§ **Written instruction A**
In the memorial text about Andrew LeBeau, Jr., reproduce the passage starting at "SD Vietnam War" and ending at "Ernest LeBeau, Jr.", switching "Staff Sergeant" to "Technical Sergeant" throughout.
§ **Written instruction B**
Answer these questions using the memorial text about Andrew LeBeau, Jr.:
(i) Where was he born?
(ii) With which unit was he stationed at Bien Hoa Province?
(iii) At about what time in the morning did the two men arrive at the family's house?
§ **Written instruction C**
Carry on the memorial text about Andrew LeBeau, Jr. from where it stops.

§ **Text segment**
SD Vietnam War Memorial Dedication Please Support the Memorial Soldiers, Heroes, and teachers information

 

 



In Memory of U.S. Air Force Staff Sergeant

Andrew Ernest LeBeau, Jr.

Mobridge, South Dakota, Dewey County

April 30, 1936 -- February 11, 1968

Killed in Action in Vietnam

Andrew Ernest “Andy” LeBeau, Jr. was born on April 30, 1936, at Cheyenne Agency, to Andrew, Sr. and Maxine LeBeau. Andrew, Jr. spent some of his early years near Promise on the Cheyenne River Sioux Indian Reservation before moving with his mother to Nevada. Later, his father married Emma and they had Cleo and Lou, his half-sisters; and Joseph and Patrick, his half-brothers. On his mother’s side, Andrew, Jr. had a half-sister, Lakota (Cody). He also had an adopted sister, Connie. One time when he came to visit his father, he was boosted up on the horse and then fell off the other side just to be funny. The family remembers that he liked to tease and make them laugh. His half-sister, Lou, said “He was a very handsome man who resembled his father, Andy, Sr.”

Andrew E. LeBeau, Jr. first entered the service circa 1962 and last entered active service in December of 1965, at Bunker Hill Air Force Base in Indiana. Andrew, Jr. was a mechanic for Air Force planes and as of November 8, 1965, was stationed at Bien Hoa Province with the 3rd Field Maintenance Squadron, which “subsequently supported 12 Vietnam air campaigns. In the days following the Tet offensive, 3 FMS personnel endured many rocket attacks.”

Air Force Staff Sergeant Andrew Le Beau, Jr. was killed in action in Bien Hoa Province in Vietnam on February 11, 1968, after the base he was stationed at was attacked by enemy forces. Andrew is supposedly “the only death attributable to enemy action experienced by the squadron.” Lou, his step-sister, remembered what happened when they told the LeBeau family about Andrew’s death:

About six A.M. on February 11, 1968, I heard my mom tell my dad he’d better get up because there was a car coming to the house and there were two “official-looking” men in it. Dad greeted and welcomed these two military clad individuals (I think from Ellsworth Air Force Base) then offered them coffee. They thanked dad but declined the coffee and told dad to sit down as they had news of his son. They proceeded to say “We received word today that your son, Andy, was killed in Vietnam.” What a heart- breaking time!

Stored records
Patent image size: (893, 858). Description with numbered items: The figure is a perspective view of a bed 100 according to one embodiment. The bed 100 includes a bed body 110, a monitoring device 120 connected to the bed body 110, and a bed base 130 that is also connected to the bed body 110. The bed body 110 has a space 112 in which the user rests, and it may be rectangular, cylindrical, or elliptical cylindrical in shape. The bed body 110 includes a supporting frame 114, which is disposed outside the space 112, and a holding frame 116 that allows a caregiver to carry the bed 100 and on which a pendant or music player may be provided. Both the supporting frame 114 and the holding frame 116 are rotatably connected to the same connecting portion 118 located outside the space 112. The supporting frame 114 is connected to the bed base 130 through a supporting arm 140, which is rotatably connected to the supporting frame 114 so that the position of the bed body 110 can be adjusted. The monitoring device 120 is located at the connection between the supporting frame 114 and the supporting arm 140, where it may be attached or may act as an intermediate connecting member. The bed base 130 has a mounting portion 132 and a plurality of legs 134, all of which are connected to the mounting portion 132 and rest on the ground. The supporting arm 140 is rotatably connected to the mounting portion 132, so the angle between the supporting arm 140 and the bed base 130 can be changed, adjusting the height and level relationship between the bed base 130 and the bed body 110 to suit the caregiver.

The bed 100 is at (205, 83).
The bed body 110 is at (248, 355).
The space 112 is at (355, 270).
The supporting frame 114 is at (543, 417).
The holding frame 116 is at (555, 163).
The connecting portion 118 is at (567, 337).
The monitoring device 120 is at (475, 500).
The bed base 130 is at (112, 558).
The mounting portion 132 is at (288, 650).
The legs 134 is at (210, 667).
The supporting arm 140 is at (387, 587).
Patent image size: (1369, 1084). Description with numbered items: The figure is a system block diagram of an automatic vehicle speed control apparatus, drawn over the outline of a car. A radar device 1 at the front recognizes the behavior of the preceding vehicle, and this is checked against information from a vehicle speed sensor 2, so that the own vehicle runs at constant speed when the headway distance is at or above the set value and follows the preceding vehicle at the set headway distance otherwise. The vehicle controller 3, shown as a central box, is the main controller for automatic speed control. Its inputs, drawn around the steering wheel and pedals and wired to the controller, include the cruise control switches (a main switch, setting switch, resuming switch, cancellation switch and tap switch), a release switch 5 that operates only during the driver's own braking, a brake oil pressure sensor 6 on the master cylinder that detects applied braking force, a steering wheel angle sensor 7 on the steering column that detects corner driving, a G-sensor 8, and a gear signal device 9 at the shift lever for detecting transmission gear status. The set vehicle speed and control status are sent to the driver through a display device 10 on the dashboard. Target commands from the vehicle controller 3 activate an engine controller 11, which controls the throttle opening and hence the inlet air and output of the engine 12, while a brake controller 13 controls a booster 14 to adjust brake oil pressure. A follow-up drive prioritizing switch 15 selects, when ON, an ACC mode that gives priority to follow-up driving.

§ **Exercise result A**
SD Vietnam War Memorial Dedication Please Support the Memorial Soldiers, Heroes, and teachers information

 

 



In Memory of U.S. Air Force Technical Sergeant

Andrew Ernest LeBeau, Jr.

§ **Exercise result B**
(i) Cheyenne Agency
(ii) The 3rd Field Maintenance Squadron
(iii) About six A.M.

§ **Exercise result C**
The local mortician flew to the LeBeau ranch three different days to take the LeBeaus to Bismarck, North Dakota, where Andrew’s body was supposed to arrive and finally did, accompanied by Staff Sergeant Glenn Holden who remained the military escort and provided comfort for the family through that sad time. After a closed casket funeral service, Andrew, Jr. was buried with military honors. Posthumously, he received the Purple Heart on June 7, 1968, and the Bronze Star on March 2, 1968, for his distinguished service in Vietnam. The following is a citation of his Bronze Star:

Andrew is currently survived by his father, Andrew, Sr., who had a massive stroke in 1988, and his step-mother, Emma, of Mobridge; his half-sisters, Cleo Burnette, Germany; Lou Marshall, Mobridge; and half-brothers, Joseph LeBeau, Sr., Mobridge, and Patrick LeBeau, Mission; his adopted sister, Connie LeBeau, of Eagle Butte, and it is thought his half-sister, Lakota, is still living.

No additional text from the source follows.